> Given instruction
Retype all of the data. Every line must match exactly.

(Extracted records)
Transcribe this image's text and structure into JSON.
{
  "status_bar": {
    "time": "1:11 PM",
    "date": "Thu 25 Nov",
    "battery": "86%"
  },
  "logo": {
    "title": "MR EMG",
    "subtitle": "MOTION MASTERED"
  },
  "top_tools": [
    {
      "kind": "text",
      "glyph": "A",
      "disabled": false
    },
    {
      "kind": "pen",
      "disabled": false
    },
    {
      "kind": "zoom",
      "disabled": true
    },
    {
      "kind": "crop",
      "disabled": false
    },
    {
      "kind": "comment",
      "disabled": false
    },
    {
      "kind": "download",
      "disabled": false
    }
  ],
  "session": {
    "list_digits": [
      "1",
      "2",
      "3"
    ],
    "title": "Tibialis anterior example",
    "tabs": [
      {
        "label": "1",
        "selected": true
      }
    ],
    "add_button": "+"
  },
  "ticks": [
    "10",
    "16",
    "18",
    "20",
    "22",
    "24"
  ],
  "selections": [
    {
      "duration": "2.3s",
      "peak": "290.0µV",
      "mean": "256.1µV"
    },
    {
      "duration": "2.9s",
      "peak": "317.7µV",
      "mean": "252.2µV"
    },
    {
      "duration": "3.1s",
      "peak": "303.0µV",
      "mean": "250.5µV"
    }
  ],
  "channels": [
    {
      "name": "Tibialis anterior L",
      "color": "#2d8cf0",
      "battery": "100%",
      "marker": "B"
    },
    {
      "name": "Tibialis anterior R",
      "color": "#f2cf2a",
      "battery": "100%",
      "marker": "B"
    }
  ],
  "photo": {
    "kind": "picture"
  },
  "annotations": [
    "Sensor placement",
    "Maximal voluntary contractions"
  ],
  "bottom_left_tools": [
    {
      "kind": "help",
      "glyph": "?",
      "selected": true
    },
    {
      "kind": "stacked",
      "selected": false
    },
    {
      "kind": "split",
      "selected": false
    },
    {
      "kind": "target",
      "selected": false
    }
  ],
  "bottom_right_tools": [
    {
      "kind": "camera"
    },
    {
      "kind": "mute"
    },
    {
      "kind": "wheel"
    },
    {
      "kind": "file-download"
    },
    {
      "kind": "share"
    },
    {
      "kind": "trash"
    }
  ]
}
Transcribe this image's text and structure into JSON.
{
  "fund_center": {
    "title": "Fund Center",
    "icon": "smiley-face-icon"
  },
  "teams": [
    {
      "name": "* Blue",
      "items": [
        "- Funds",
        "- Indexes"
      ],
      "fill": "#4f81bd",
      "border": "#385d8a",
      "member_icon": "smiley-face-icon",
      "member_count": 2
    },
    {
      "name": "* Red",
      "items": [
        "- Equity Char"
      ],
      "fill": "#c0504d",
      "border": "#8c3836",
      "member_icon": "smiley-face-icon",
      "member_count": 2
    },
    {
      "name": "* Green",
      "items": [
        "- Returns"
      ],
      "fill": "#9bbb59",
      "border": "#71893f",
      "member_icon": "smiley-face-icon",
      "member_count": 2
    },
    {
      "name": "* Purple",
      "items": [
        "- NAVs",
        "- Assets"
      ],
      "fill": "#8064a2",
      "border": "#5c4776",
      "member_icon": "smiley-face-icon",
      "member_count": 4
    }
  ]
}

> Result of this exercise
Transcribe this image's text and structure into JSON.
{
  "status_bar": {
    "time": "1:11 PM",
    "date": "Thu 25 Nov",
    "battery": "86%"
  },
  "logo": {
    "title": "MR EMG",
    "subtitle": "MOTION MASTERED"
  },
  "top_tools": [
    {
      "kind": "text",
      "glyph": "A",
      "disabled": false
    },
    {
      "kind": "pen",
      "disabled": false
    },
    {
      "kind": "zoom",
      "disabled": true
    },
    {
      "kind": "crop",
      "disabled": false
    },
    {
      "kind": "comment",
      "disabled": false
    },
    {
      "kind": "download",
      "disabled": false
    }
  ],
  "session": {
    "list_digits": [
      "1",
      "2",
      "3"
    ],
    "title": "Tibialis anterior example",
    "tabs": [
      {
        "label": "1",
        "selected": true
      }
    ],
    "add_button": "+"
  },
  "ticks": [
    "10",
    "16",
    "18",
    "20",
    "22",
    "24"
  ],
  "selections": [
    {
      "duration": "2.3s",
      "peak": "290.0µV",
      "mean": "256.1µV"
    },
    {
      "duration": "2.9s",
      "peak": "317.7µV",
      "mean": "252.2µV"
    },
    {
      "duration": "3.1s",
      "peak": "303.0µV",
      "mean": "250.5µV"
    }
  ],
  "channels": [
    {
      "name": "Tibialis anterior L",
      "color": "#2d8cf0",
      "battery": "100%",
      "marker": "B"
    },
    {
      "name": "Tibialis anterior R",
      "color": "#f2cf2a",
      "battery": "100%",
      "marker": "B"
    }
  ],
  "photo": {
    "kind": "picture"
  },
  "annotations": [
    "Sensor placement",
    "Maximal voluntary contractions"
  ],
  "bottom_left_tools": [
    {
      "kind": "help",
      "glyph": "?",
      "selected": true
    },
    {
      "kind": "stacked",
      "selected": false
    },
    {
      "kind": "split",
      "selected": false
    },
    {
      "kind": "target",
      "selected": false
    }
  ],
  "bottom_right_tools": [
    {
      "kind": "camera"
    },
    {
      "kind": "mute"
    },
    {
      "kind": "wheel"
    },
    {
      "kind": "file-download"
    },
    {
      "kind": "share"
    },
    {
      "kind": "trash"
    }
  ]
}
Transcribe this image's text and structure into JSON.
{
  "fund_center": {
    "title": "Fund Center",
    "icon": "smiley-face-icon"
  },
  "teams": [
    {
      "name": "* Blue",
      "items": [
        "- Funds",
        "- Indexes"
      ],
      "fill": "#4f81bd",
      "border": "#385d8a",
      "member_icon": "smiley-face-icon",
      "member_count": 2
    },
    {
      "name": "* Red",
      "items": [
        "- Equity Char"
      ],
      "fill": "#c0504d",
      "border": "#8c3836",
      "member_icon": "smiley-face-icon",
      "member_count": 2
    },
    {
      "name": "* Green",
      "items": [
        "- Returns"
      ],
      "fill": "#9bbb59",
      "border": "#71893f",
      "member_icon": "smiley-face-icon",
      "member_count": 2
    },
    {
      "name": "* Purple",
      "items": [
        "- NAVs",
        "- Assets"
      ],
      "fill": "#8064a2",
      "border": "#5c4776",
      "member_icon": "smiley-face-icon",
      "member_count": 4
    }
  ]
}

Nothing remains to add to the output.